• **Work to be completed**:
Will you output the entries below exactly, skipping every image they contain?

• **Record excerpts**:
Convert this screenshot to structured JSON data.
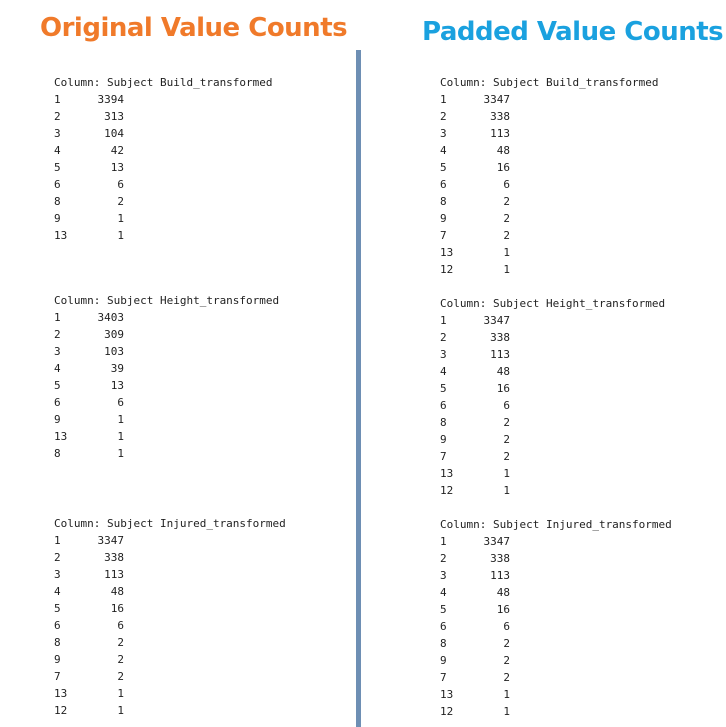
{
  "titles": {
    "original": "Original Value Counts",
    "padded": "Padded Value Counts"
  },
  "original": [
    {
      "header": "Column: Subject Build_transformed",
      "rows": [
        [
          "1",
          "3394"
        ],
        [
          "2",
          "313"
        ],
        [
          "3",
          "104"
        ],
        [
          "4",
          "42"
        ],
        [
          "5",
          "13"
        ],
        [
          "6",
          "6"
        ],
        [
          "8",
          "2"
        ],
        [
          "9",
          "1"
        ],
        [
          "13",
          "1"
        ]
      ]
    },
    {
      "header": "Column: Subject Height_transformed",
      "rows": [
        [
          "1",
          "3403"
        ],
        [
          "2",
          "309"
        ],
        [
          "3",
          "103"
        ],
        [
          "4",
          "39"
        ],
        [
          "5",
          "13"
        ],
        [
          "6",
          "6"
        ],
        [
          "9",
          "1"
        ],
        [
          "13",
          "1"
        ],
        [
          "8",
          "1"
        ]
      ]
    },
    {
      "header": "Column: Subject Injured_transformed",
      "rows": [
        [
          "1",
          "3347"
        ],
        [
          "2",
          "338"
        ],
        [
          "3",
          "113"
        ],
        [
          "4",
          "48"
        ],
        [
          "5",
          "16"
        ],
        [
          "6",
          "6"
        ],
        [
          "8",
          "2"
        ],
        [
          "9",
          "2"
        ],
        [
          "7",
          "2"
        ],
        [
          "13",
          "1"
        ],
        [
          "12",
          "1"
        ]
      ]
    }
  ],
  "padded": [
    {
      "header": "Column: Subject Build_transformed",
      "rows": [
        [
          "1",
          "3347"
        ],
        [
          "2",
          "338"
        ],
        [
          "3",
          "113"
        ],
        [
          "4",
          "48"
        ],
        [
          "5",
          "16"
        ],
        [
          "6",
          "6"
        ],
        [
          "8",
          "2"
        ],
        [
          "9",
          "2"
        ],
        [
          "7",
          "2"
        ],
        [
          "13",
          "1"
        ],
        [
          "12",
          "1"
        ]
      ]
    },
    {
      "header": "Column: Subject Height_transformed",
      "rows": [
        [
          "1",
          "3347"
        ],
        [
          "2",
          "338"
        ],
        [
          "3",
          "113"
        ],
        [
          "4",
          "48"
        ],
        [
          "5",
          "16"
        ],
        [
          "6",
          "6"
        ],
        [
          "8",
          "2"
        ],
        [
          "9",
          "2"
        ],
        [
          "7",
          "2"
        ],
        [
          "13",
          "1"
        ],
        [
          "12",
          "1"
        ]
      ]
    },
    {
      "header": "Column: Subject Injured_transformed",
      "rows": [
        [
          "1",
          "3347"
        ],
        [
          "2",
          "338"
        ],
        [
          "3",
          "113"
        ],
        [
          "4",
          "48"
        ],
        [
          "5",
          "16"
        ],
        [
          "6",
          "6"
        ],
        [
          "8",
          "2"
        ],
        [
          "9",
          "2"
        ],
        [
          "7",
          "2"
        ],
        [
          "13",
          "1"
        ],
        [
          "12",
          "1"
        ]
      ]
    }
  ]
}
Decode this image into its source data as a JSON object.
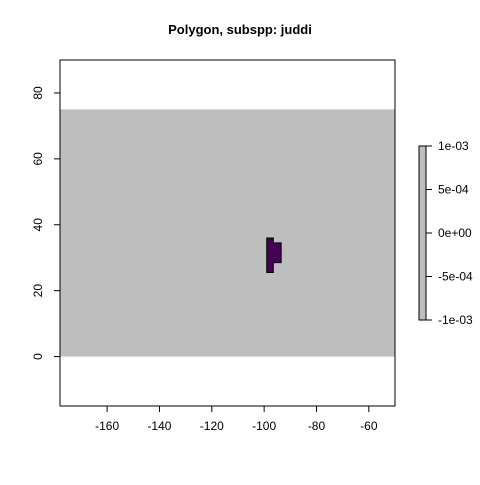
{
  "chart_data": {
    "type": "heatmap",
    "title": "Polygon, subspp: juddi",
    "xlim": [
      -178,
      -50
    ],
    "ylim": [
      -15,
      90
    ],
    "x_ticks": [
      -160,
      -140,
      -120,
      -100,
      -80,
      -60
    ],
    "y_ticks": [
      0,
      20,
      40,
      60,
      80
    ],
    "background_extent": {
      "x": [
        -178,
        -50
      ],
      "y": [
        0,
        75
      ]
    },
    "background_color": "#bebebe",
    "polygon": {
      "color": "#440154",
      "vertices": [
        [
          -99,
          25.5
        ],
        [
          -96.5,
          25.5
        ],
        [
          -96.5,
          28.5
        ],
        [
          -93.5,
          28.5
        ],
        [
          -93.5,
          34.5
        ],
        [
          -96.5,
          34.5
        ],
        [
          -96.5,
          36
        ],
        [
          -99,
          36
        ]
      ]
    },
    "legend": {
      "labels": [
        "1e-03",
        "5e-04",
        "0e+00",
        "-5e-04",
        "-1e-03"
      ],
      "values": [
        0.001,
        0.0005,
        0,
        -0.0005,
        -0.001
      ],
      "fill_color": "#bebebe"
    }
  }
}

• **Answer to the exercise**:
Convert this screenshot to structured JSON data.
{
  "titles": {
    "original": "Original Value Counts",
    "padded": "Padded Value Counts"
  },
  "original": [
    {
      "header": "Column: Subject Build_transformed",
      "rows": [
        [
          "1",
          "3394"
        ],
        [
          "2",
          "313"
        ],
        [
          "3",
          "104"
        ],
        [
          "4",
          "42"
        ],
        [
          "5",
          "13"
        ],
        [
          "6",
          "6"
        ],
        [
          "8",
          "2"
        ],
        [
          "9",
          "1"
        ],
        [
          "13",
          "1"
        ]
      ]
    },
    {
      "header": "Column: Subject Height_transformed",
      "rows": [
        [
          "1",
          "3403"
        ],
        [
          "2",
          "309"
        ],
        [
          "3",
          "103"
        ],
        [
          "4",
          "39"
        ],
        [
          "5",
          "13"
        ],
        [
          "6",
          "6"
        ],
        [
          "9",
          "1"
        ],
        [
          "13",
          "1"
        ],
        [
          "8",
          "1"
        ]
      ]
    },
    {
      "header": "Column: Subject Injured_transformed",
      "rows": [
        [
          "1",
          "3347"
        ],
        [
          "2",
          "338"
        ],
        [
          "3",
          "113"
        ],
        [
          "4",
          "48"
        ],
        [
          "5",
          "16"
        ],
        [
          "6",
          "6"
        ],
        [
          "8",
          "2"
        ],
        [
          "9",
          "2"
        ],
        [
          "7",
          "2"
        ],
        [
          "13",
          "1"
        ],
        [
          "12",
          "1"
        ]
      ]
    }
  ],
  "padded": [
    {
      "header": "Column: Subject Build_transformed",
      "rows": [
        [
          "1",
          "3347"
        ],
        [
          "2",
          "338"
        ],
        [
          "3",
          "113"
        ],
        [
          "4",
          "48"
        ],
        [
          "5",
          "16"
        ],
        [
          "6",
          "6"
        ],
        [
          "8",
          "2"
        ],
        [
          "9",
          "2"
        ],
        [
          "7",
          "2"
        ],
        [
          "13",
          "1"
        ],
        [
          "12",
          "1"
        ]
      ]
    },
    {
      "header": "Column: Subject Height_transformed",
      "rows": [
        [
          "1",
          "3347"
        ],
        [
          "2",
          "338"
        ],
        [
          "3",
          "113"
        ],
        [
          "4",
          "48"
        ],
        [
          "5",
          "16"
        ],
        [
          "6",
          "6"
        ],
        [
          "8",
          "2"
        ],
        [
          "9",
          "2"
        ],
        [
          "7",
          "2"
        ],
        [
          "13",
          "1"
        ],
        [
          "12",
          "1"
        ]
      ]
    },
    {
      "header": "Column: Subject Injured_transformed",
      "rows": [
        [
          "1",
          "3347"
        ],
        [
          "2",
          "338"
        ],
        [
          "3",
          "113"
        ],
        [
          "4",
          "48"
        ],
        [
          "5",
          "16"
        ],
        [
          "6",
          "6"
        ],
        [
          "8",
          "2"
        ],
        [
          "9",
          "2"
        ],
        [
          "7",
          "2"
        ],
        [
          "13",
          "1"
        ],
        [
          "12",
          "1"
        ]
      ]
    }
  ]
}
Decode this image into its source data as a JSON object.
{
  "chart_data": {
    "type": "heatmap",
    "title": "Polygon, subspp: juddi",
    "xlim": [
      -178,
      -50
    ],
    "ylim": [
      -15,
      90
    ],
    "x_ticks": [
      -160,
      -140,
      -120,
      -100,
      -80,
      -60
    ],
    "y_ticks": [
      0,
      20,
      40,
      60,
      80
    ],
    "background_extent": {
      "x": [
        -178,
        -50
      ],
      "y": [
        0,
        75
      ]
    },
    "background_color": "#bebebe",
    "polygon": {
      "color": "#440154",
      "vertices": [
        [
          -99,
          25.5
        ],
        [
          -96.5,
          25.5
        ],
        [
          -96.5,
          28.5
        ],
        [
          -93.5,
          28.5
        ],
        [
          -93.5,
          34.5
        ],
        [
          -96.5,
          34.5
        ],
        [
          -96.5,
          36
        ],
        [
          -99,
          36
        ]
      ]
    },
    "legend": {
      "labels": [
        "1e-03",
        "5e-04",
        "0e+00",
        "-5e-04",
        "-1e-03"
      ],
      "values": [
        0.001,
        0.0005,
        0,
        -0.0005,
        -0.001
      ],
      "fill_color": "#bebebe"
    }
  }
}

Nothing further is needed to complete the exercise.